◆ **THE PROBLEM**
Copy exactly, and only, the lines from the one with "Output the underlying" to the end of the listing; omit pictures.

◆ **RECORDS FOR THIS TASK**
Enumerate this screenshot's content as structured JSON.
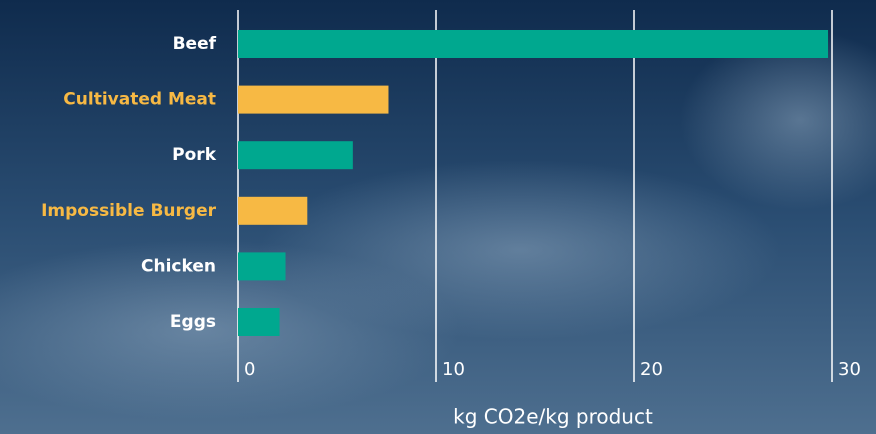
{
  "chart_data": {
    "type": "barh",
    "categories": [
      "Beef",
      "Cultivated Meat",
      "Pork",
      "Impossible Burger",
      "Chicken",
      "Eggs"
    ],
    "values": [
      29.8,
      7.6,
      5.8,
      3.5,
      2.4,
      2.1
    ],
    "colors": [
      "#00a88f",
      "#f7b944",
      "#00a88f",
      "#f7b944",
      "#00a88f",
      "#00a88f"
    ],
    "label_colors": [
      "#ffffff",
      "#f7b944",
      "#ffffff",
      "#f7b944",
      "#ffffff",
      "#ffffff"
    ],
    "xlabel": "kg CO2e/kg product",
    "xlim": [
      0,
      30
    ],
    "xticks": [
      0,
      10,
      20,
      30
    ],
    "grid": true
  }
}
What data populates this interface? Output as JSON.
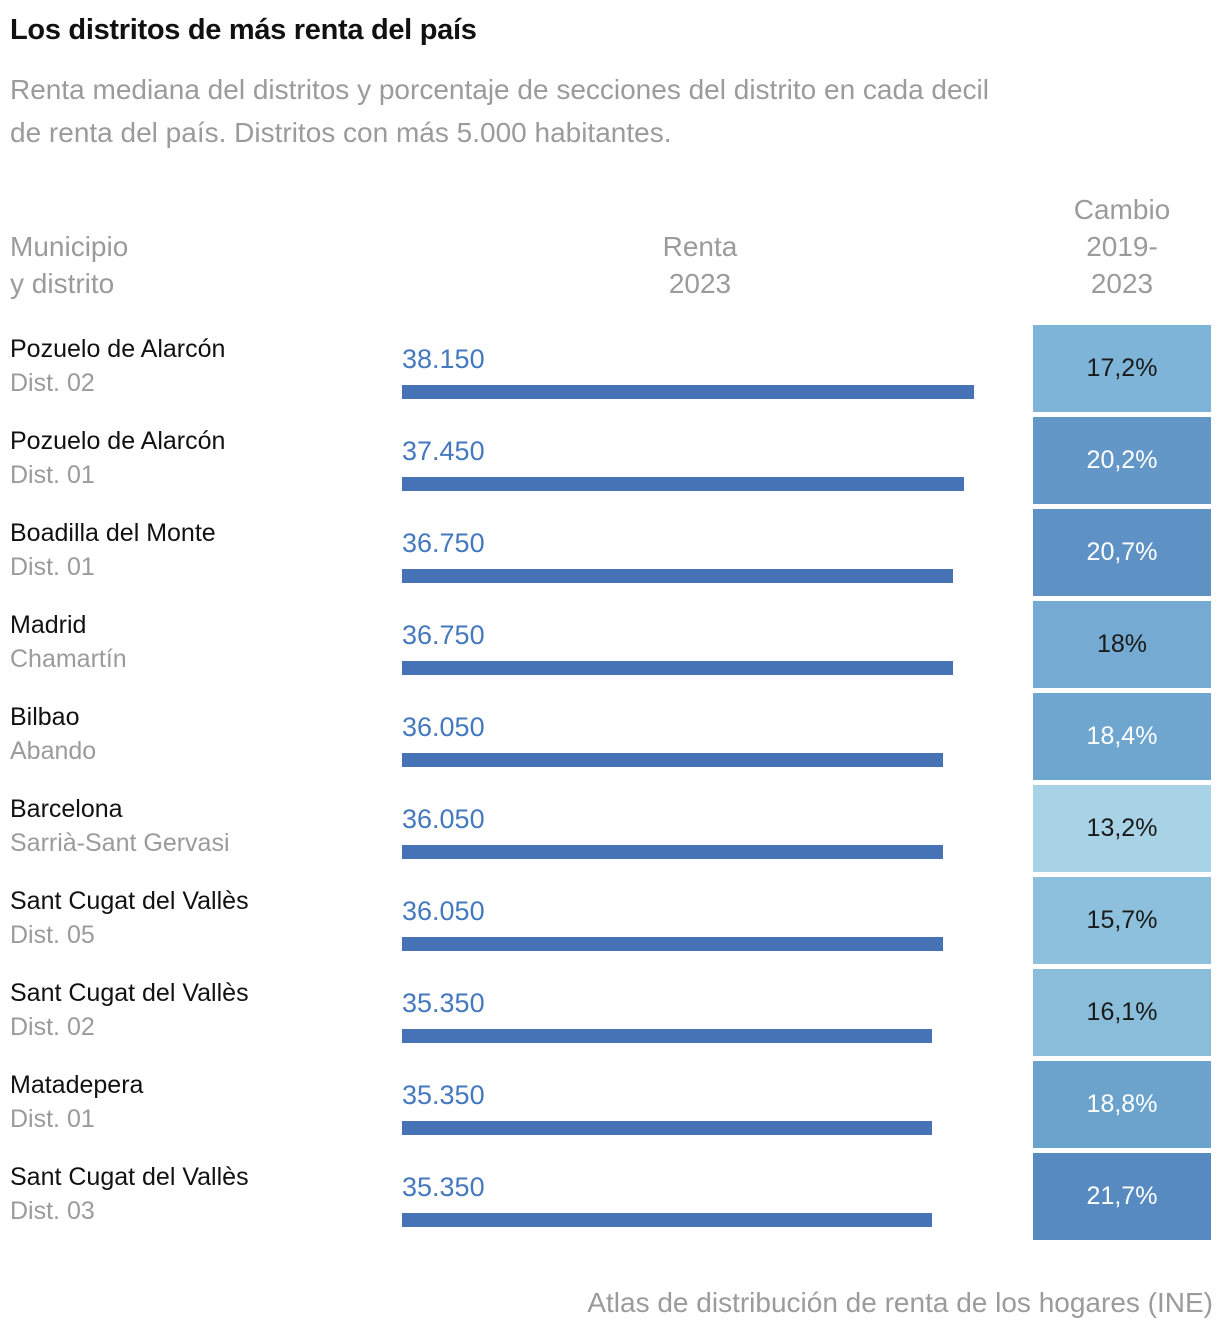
{
  "header": {
    "title": "Los distritos de más renta del país",
    "subtitle_line1": "Renta mediana del distritos y porcentaje de secciones del distrito en cada decil",
    "subtitle_line2": "de renta del país. Distritos con más 5.000 habitantes."
  },
  "columns": {
    "municipality": [
      "Municipio",
      "y distrito"
    ],
    "renta": [
      "Renta",
      "2023"
    ],
    "cambio": [
      "Cambio",
      "2019-",
      "2023"
    ]
  },
  "colors": {
    "bar": "#4573b5",
    "value_label": "#4478bf",
    "title_text": "#111111",
    "muted_text": "#9b9b9b"
  },
  "chart_data": {
    "type": "bar",
    "title": "Los distritos de más renta del país",
    "xlabel": "Renta 2023",
    "xlim": [
      0,
      38150
    ],
    "legend": "none",
    "grid": false,
    "rows": [
      {
        "municipality": "Pozuelo de Alarcón",
        "district": "Dist. 02",
        "renta_label": "38.150",
        "renta": 38150,
        "cambio_label": "17,2%",
        "cambio": 17.2,
        "cell_bg": "#7db4d7",
        "cell_text": "#1a1a1a"
      },
      {
        "municipality": "Pozuelo de Alarcón",
        "district": "Dist. 01",
        "renta_label": "37.450",
        "renta": 37450,
        "cambio_label": "20,2%",
        "cambio": 20.2,
        "cell_bg": "#6297c8",
        "cell_text": "#ffffff"
      },
      {
        "municipality": "Boadilla del Monte",
        "district": "Dist. 01",
        "renta_label": "36.750",
        "renta": 36750,
        "cambio_label": "20,7%",
        "cambio": 20.7,
        "cell_bg": "#5e92c5",
        "cell_text": "#ffffff"
      },
      {
        "municipality": "Madrid",
        "district": "Chamartín",
        "renta_label": "36.750",
        "renta": 36750,
        "cambio_label": "18%",
        "cambio": 18.0,
        "cell_bg": "#75abd2",
        "cell_text": "#1a1a1a"
      },
      {
        "municipality": "Bilbao",
        "district": "Abando",
        "renta_label": "36.050",
        "renta": 36050,
        "cambio_label": "18,4%",
        "cambio": 18.4,
        "cell_bg": "#6ea6cf",
        "cell_text": "#ffffff"
      },
      {
        "municipality": "Barcelona",
        "district": "Sarrià-Sant Gervasi",
        "renta_label": "36.050",
        "renta": 36050,
        "cambio_label": "13,2%",
        "cambio": 13.2,
        "cell_bg": "#a8d2e5",
        "cell_text": "#1a1a1a"
      },
      {
        "municipality": "Sant Cugat del Vallès",
        "district": "Dist. 05",
        "renta_label": "36.050",
        "renta": 36050,
        "cambio_label": "15,7%",
        "cambio": 15.7,
        "cell_bg": "#8dc0dc",
        "cell_text": "#1a1a1a"
      },
      {
        "municipality": "Sant Cugat del Vallès",
        "district": "Dist. 02",
        "renta_label": "35.350",
        "renta": 35350,
        "cambio_label": "16,1%",
        "cambio": 16.1,
        "cell_bg": "#8abdda",
        "cell_text": "#1a1a1a"
      },
      {
        "municipality": "Matadepera",
        "district": "Dist. 01",
        "renta_label": "35.350",
        "renta": 35350,
        "cambio_label": "18,8%",
        "cambio": 18.8,
        "cell_bg": "#6ba3cd",
        "cell_text": "#ffffff"
      },
      {
        "municipality": "Sant Cugat del Vallès",
        "district": "Dist. 03",
        "renta_label": "35.350",
        "renta": 35350,
        "cambio_label": "21,7%",
        "cambio": 21.7,
        "cell_bg": "#578ac0",
        "cell_text": "#ffffff"
      }
    ]
  },
  "footer": {
    "source": "Atlas de distribución de renta de los hogares (INE)"
  }
}
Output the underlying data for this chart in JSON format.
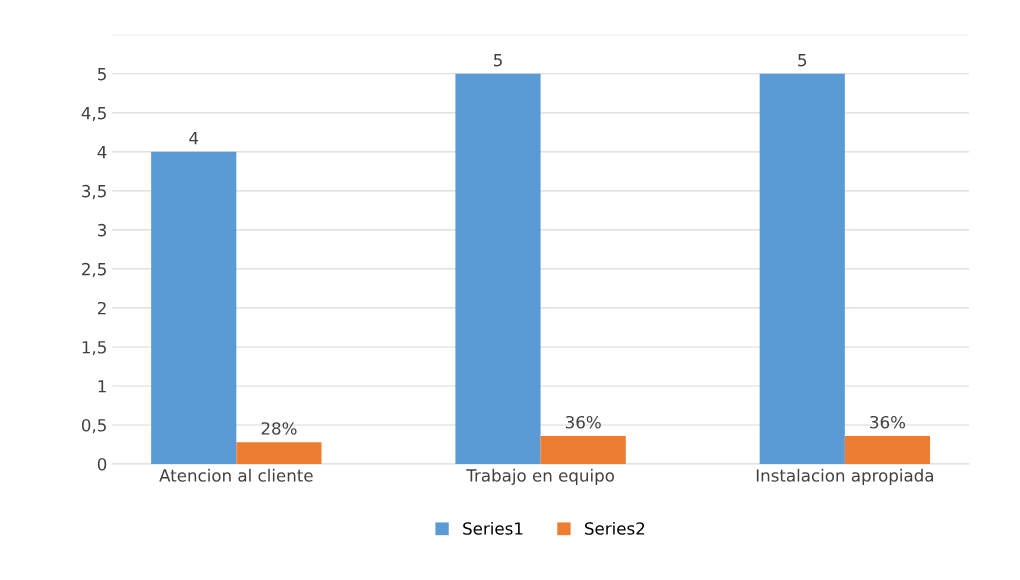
{
  "chart_data": {
    "type": "bar",
    "categories": [
      "Atencion al cliente",
      "Trabajo en equipo",
      "Instalacion apropiada"
    ],
    "series": [
      {
        "name": "Series1",
        "color": "#5b9bd5",
        "values": [
          4,
          5,
          5
        ],
        "value_labels": [
          "4",
          "5",
          "5"
        ]
      },
      {
        "name": "Series2",
        "color": "#ed7d31",
        "values": [
          0.28,
          0.36,
          0.36
        ],
        "value_labels": [
          "28%",
          "36%",
          "36%"
        ]
      }
    ],
    "ylim": [
      0,
      5.5
    ],
    "yticks": [
      0,
      {
        "value": 0.5,
        "label": "0,5"
      },
      1,
      {
        "value": 1.5,
        "label": "1,5"
      },
      2,
      {
        "value": 2.5,
        "label": "2,5"
      },
      3,
      {
        "value": 3.5,
        "label": "3,5"
      },
      4,
      {
        "value": 4.5,
        "label": "4,5"
      },
      5,
      {
        "value": 5.5,
        "label": null
      }
    ],
    "grid": "y",
    "legend": "bottom"
  }
}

◆ **ANSWER IN FULL**
Output the underlying data for this chart in JSON format.
{
  "chart_data": {
    "type": "bar",
    "categories": [
      "Atencion al cliente",
      "Trabajo en equipo",
      "Instalacion apropiada"
    ],
    "series": [
      {
        "name": "Series1",
        "color": "#5b9bd5",
        "values": [
          4,
          5,
          5
        ],
        "value_labels": [
          "4",
          "5",
          "5"
        ]
      },
      {
        "name": "Series2",
        "color": "#ed7d31",
        "values": [
          0.28,
          0.36,
          0.36
        ],
        "value_labels": [
          "28%",
          "36%",
          "36%"
        ]
      }
    ],
    "ylim": [
      0,
      5.5
    ],
    "yticks": [
      0,
      {
        "value": 0.5,
        "label": "0,5"
      },
      1,
      {
        "value": 1.5,
        "label": "1,5"
      },
      2,
      {
        "value": 2.5,
        "label": "2,5"
      },
      3,
      {
        "value": 3.5,
        "label": "3,5"
      },
      4,
      {
        "value": 4.5,
        "label": "4,5"
      },
      5,
      {
        "value": 5.5,
        "label": null
      }
    ],
    "grid": "y",
    "legend": "bottom"
  }
}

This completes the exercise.